> **WHAT IS ASKED**
Only the pictures are omitted; repeat all other data exactly.

* START *

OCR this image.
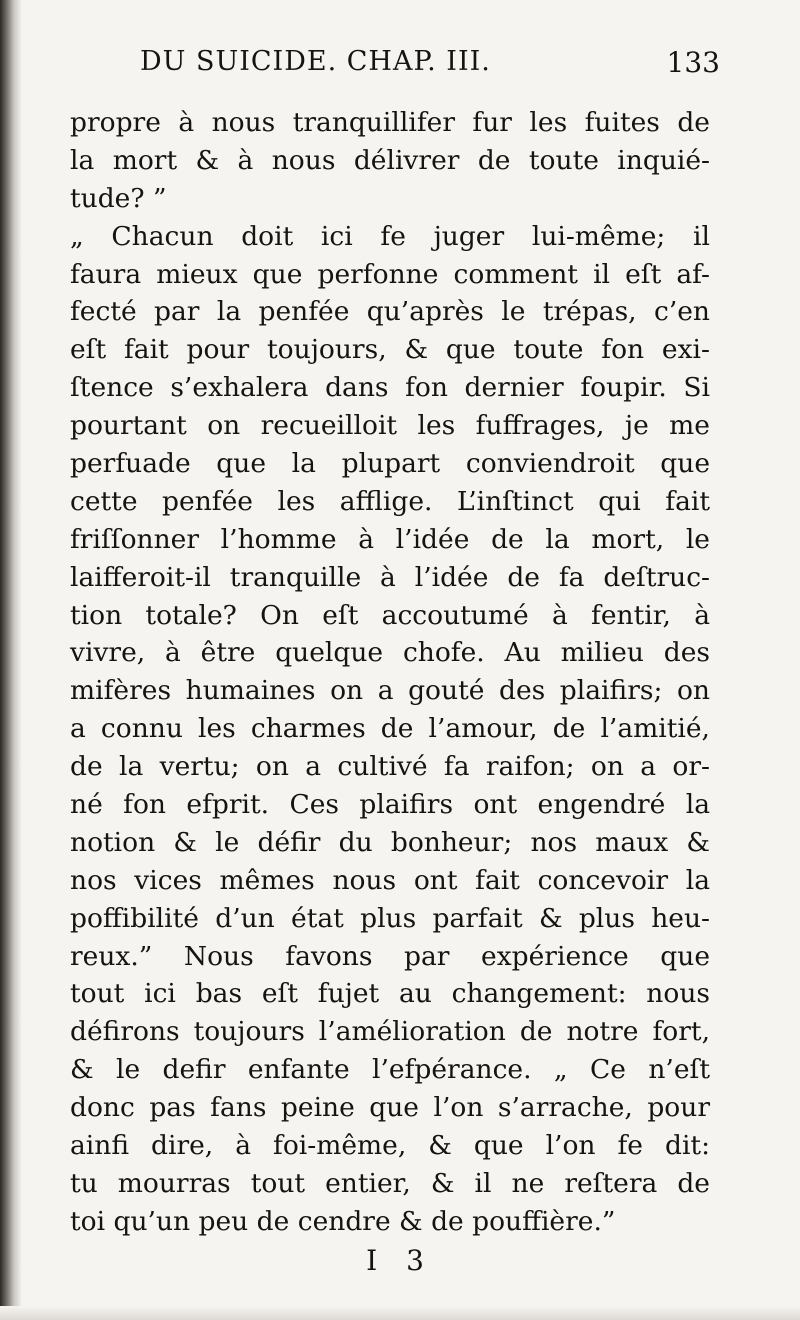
DU SUICIDE. CHAP. III.	133
propre à nous tranquillifer fur les fuites de
la mort & à nous délivrer de toute inquié-
tude? ”
„ Chacun doit ici fe juger lui-même; il
faura mieux que perfonne comment il eſt af-
fecté par la penfée qu’après le trépas, c’en
eſt fait pour toujours, & que toute fon exi-
ſtence s’exhalera dans fon dernier foupir. Si
pourtant on recueilloit les fuffrages, je me
perfuade que la plupart conviendroit que
cette penfée les afflige. L’inſtinct qui fait
friſſonner l’homme à l’idée de la mort, le
laifferoit-il tranquille à l’idée de fa deſtruc-
tion totale? On eſt accoutumé à fentir, à
vivre, à être quelque chofe. Au milieu des
mifères humaines on a gouté des plaifirs; on
a connu les charmes de l’amour, de l’amitié,
de la vertu; on a cultivé fa raifon; on a or-
né fon efprit. Ces plaifirs ont engendré la
notion & le défir du bonheur; nos maux &
nos vices mêmes nous ont fait concevoir la
poffibilité d’un état plus parfait & plus heu-
reux.” Nous favons par expérience que
tout ici bas eſt fujet au changement: nous
défirons toujours l’amélioration de notre fort,
& le defir enfante l’efpérance. „ Ce n’eſt
donc pas fans peine que l’on s’arrache, pour
ainfi dire, à foi-même, & que l’on fe dit:
tu mourras tout entier, & il ne reſtera de
toi qu’un peu de cendre & de pouffière.”
I 3
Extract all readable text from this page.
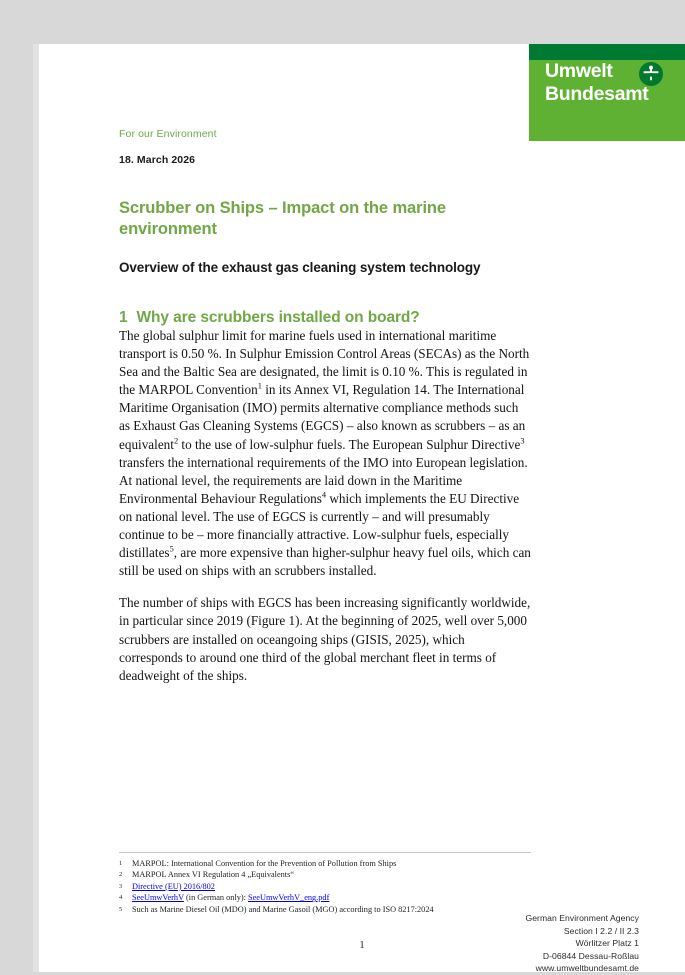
Umwelt
Bundesamt
For our Environment
18. March 2026
Scrubber on Ships – Impact on the marine environment
Overview of the exhaust gas cleaning system technology
1 Why are scrubbers installed on board?

The global sulphur limit for marine fuels used in international maritime transport is 0.50 %. In Sulphur Emission Control Areas (SECAs) as the North Sea and the Baltic Sea are designated, the limit is 0.10 %. This is regulated in the MARPOL Convention$^1$ in its Annex VI, Regulation 14. The International Maritime Organisation (IMO) permits alternative compliance methods such as Exhaust Gas Cleaning Systems (EGCS) – also known as scrubbers – as an equivalent$^2$ to the use of low-sulphur fuels. The European Sulphur Directive$^3$ transfers the international requirements of the IMO into European legislation. At national level, the requirements are laid down in the Maritime Environmental Behaviour Regulations$^4$ which implements the EU Directive on national level. The use of EGCS is currently – and will presumably continue to be – more financially attractive. Low-sulphur fuels, especially distillates$^5$, are more expensive than higher-sulphur heavy fuel oils, which can still be used on ships with an scrubbers installed.

The number of ships with EGCS has been increasing significantly worldwide, in particular since 2019 (Figure 1). At the beginning of 2025, well over 5,000 scrubbers are installed on oceangoing ships (GISIS, 2025), which corresponds to around one third of the global merchant fleet in terms of deadweight of the ships.

1	MARPOL: International Convention for the Prevention of Pollution from Ships
2	MARPOL Annex VI Regulation 4 „Equivalents“
3	Directive (EU) 2016/802
4	SeeUmwVerhV (in German only): SeeUmwVerhV_eng.pdf
5	Such as Marine Diesel Oil (MDO) and Marine Gasoil (MGO) according to ISO 8217:2024
1
German Environment Agency
Section I 2.2 / II 2.3
Wörlitzer Platz 1
D-06844 Dessau-Roßlau
www.umweltbundesamt.de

* END *

> **WRITTEN SOLUTION**
OCR this image.
DU SUICIDE. CHAP. III.	133
propre à nous tranquillifer fur les fuites de
la mort & à nous délivrer de toute inquié-
tude? ”
„ Chacun doit ici fe juger lui-même; il
faura mieux que perfonne comment il eſt af-
fecté par la penfée qu’après le trépas, c’en
eſt fait pour toujours, & que toute fon exi-
ſtence s’exhalera dans fon dernier foupir. Si
pourtant on recueilloit les fuffrages, je me
perfuade que la plupart conviendroit que
cette penfée les afflige. L’inſtinct qui fait
friſſonner l’homme à l’idée de la mort, le
laifferoit-il tranquille à l’idée de fa deſtruc-
tion totale? On eſt accoutumé à fentir, à
vivre, à être quelque chofe. Au milieu des
mifères humaines on a gouté des plaifirs; on
a connu les charmes de l’amour, de l’amitié,
de la vertu; on a cultivé fa raifon; on a or-
né fon efprit. Ces plaifirs ont engendré la
notion & le défir du bonheur; nos maux &
nos vices mêmes nous ont fait concevoir la
poffibilité d’un état plus parfait & plus heu-
reux.” Nous favons par expérience que
tout ici bas eſt fujet au changement: nous
défirons toujours l’amélioration de notre fort,
& le defir enfante l’efpérance. „ Ce n’eſt
donc pas fans peine que l’on s’arrache, pour
ainfi dire, à foi-même, & que l’on fe dit:
tu mourras tout entier, & il ne reſtera de
toi qu’un peu de cendre & de pouffière.”
I 3
Extract all readable text from this page.
Umwelt
Bundesamt
For our Environment
18. March 2026
Scrubber on Ships – Impact on the marine environment
Overview of the exhaust gas cleaning system technology
1 Why are scrubbers installed on board?

The global sulphur limit for marine fuels used in international maritime transport is 0.50 %. In Sulphur Emission Control Areas (SECAs) as the North Sea and the Baltic Sea are designated, the limit is 0.10 %. This is regulated in the MARPOL Convention$^1$ in its Annex VI, Regulation 14. The International Maritime Organisation (IMO) permits alternative compliance methods such as Exhaust Gas Cleaning Systems (EGCS) – also known as scrubbers – as an equivalent$^2$ to the use of low-sulphur fuels. The European Sulphur Directive$^3$ transfers the international requirements of the IMO into European legislation. At national level, the requirements are laid down in the Maritime Environmental Behaviour Regulations$^4$ which implements the EU Directive on national level. The use of EGCS is currently – and will presumably continue to be – more financially attractive. Low-sulphur fuels, especially distillates$^5$, are more expensive than higher-sulphur heavy fuel oils, which can still be used on ships with an scrubbers installed.

The number of ships with EGCS has been increasing significantly worldwide, in particular since 2019 (Figure 1). At the beginning of 2025, well over 5,000 scrubbers are installed on oceangoing ships (GISIS, 2025), which corresponds to around one third of the global merchant fleet in terms of deadweight of the ships.

1	MARPOL: International Convention for the Prevention of Pollution from Ships
2	MARPOL Annex VI Regulation 4 „Equivalents“
3	Directive (EU) 2016/802
4	SeeUmwVerhV (in German only): SeeUmwVerhV_eng.pdf
5	Such as Marine Diesel Oil (MDO) and Marine Gasoil (MGO) according to ISO 8217:2024
1
German Environment Agency
Section I 2.2 / II 2.3
Wörlitzer Platz 1
D-06844 Dessau-Roßlau
www.umweltbundesamt.de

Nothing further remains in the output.